RelaxNG is a description language for
XML that specifies how an
XML document should
be structured, such as what values are acceptable for attributes and what
nodes allow or require as their descendants. The scope of what we can test
with a
RelaxNG schema is limited to these tests and the content
and structure of a given document. It has no external data access and is not
designed for computing variable document structures.
The first step to properly apply unit testing in this context is
to define, for an encoded text, the parts which are “properties” and
the parts which are “functions”. Identifying these parts helps design
the general test scenario by grouping resources which are less compute
intensive. In a CTS corpus, we can think of metadata such as the CTS
URN identifier and the text markup as properties, i.e. they
should be present and respected but they are not to be computed upon.
Additional testable properties, given the CapiTainS Guidelines, include information from
the outer metadata files about the work and author, along with their
translations.
Adherence to and application of a specific text encoding scheme falls in
between function and property. In the context of
Object Oriented
Programming (OOP)
[
Pierce 2002, 225], the
TEI Encoding, and its
subsets, represents the architecture of the
proto-object or the
parent class. Objects derived from this class should
respect the parent structure. In this context,
XML compliance,
and moreover, schema and
DTD compliance, can be thought of as
required properties of those objects.
Passage retrieval is the only specific function that one encounters in
CTS. The presence of the <refsDecl> in the
XML file of a text is a property, but the accuracy of the
<refsDecl> and the presence within the text of at least one
element for each level of citation is a requirement for the text to be
functional. In addition, for any text, the @replacementPattern
given for any level of citation should not, when completed, resolve to more
than one passage for any given identifier at any level of the hierarchy
These then are the base cases for our tests (
see
Figure 3), but experience tells us that additional properties and
tests will likely be discovered to be necessary, and need to be added to the
existing texts. For example, with the expansion to semitic languages, the
existence of right-to-left markers should be checked against language
rules.

§ §

TASK INSTRUCTIONS:
1 - Reproduce the passage on testing CTS texts word for word, from "Adherence to and" to "Programming (OOP)".
2 - According to the passage on testing CTS texts, what is the only specific function encountered in CTS?
3 - List the kinds of compliance that the passage on testing CTS texts says can be thought of as required properties of objects derived from the TEI parent class.
None of the tasks require the material.

SUPPLIED INFORMATION:
§ §

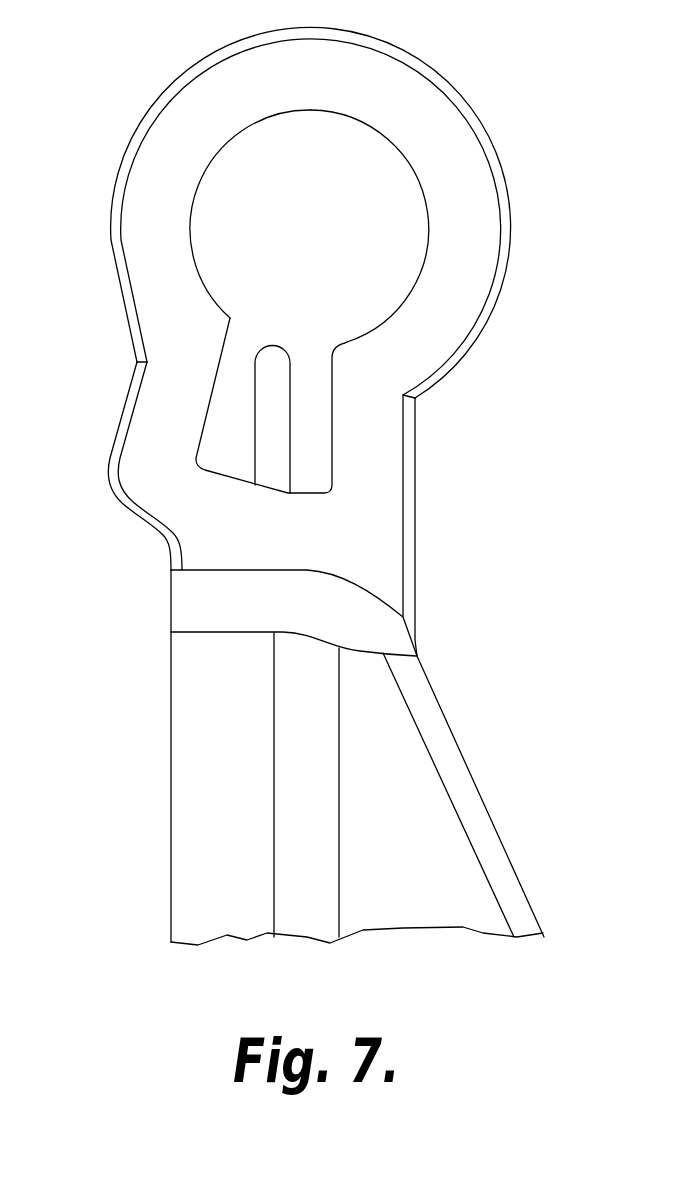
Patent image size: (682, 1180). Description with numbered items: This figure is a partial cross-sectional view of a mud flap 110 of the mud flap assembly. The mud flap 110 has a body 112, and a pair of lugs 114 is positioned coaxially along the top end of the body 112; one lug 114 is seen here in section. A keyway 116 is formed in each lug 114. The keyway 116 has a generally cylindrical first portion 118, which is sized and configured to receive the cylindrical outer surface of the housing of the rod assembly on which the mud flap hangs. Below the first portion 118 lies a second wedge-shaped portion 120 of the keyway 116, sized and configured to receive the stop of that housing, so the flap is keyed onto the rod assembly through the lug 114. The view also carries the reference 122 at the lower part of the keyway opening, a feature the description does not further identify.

§ §

ANSWERS FOR THIS EXERCISE:
1 -
Adherence to and application of a specific text encoding scheme falls in
between function and property. In the context of
Object Oriented
Programming (OOP)

2 - Passage retrieval.

3 - XML compliance, schema compliance, DTD compliance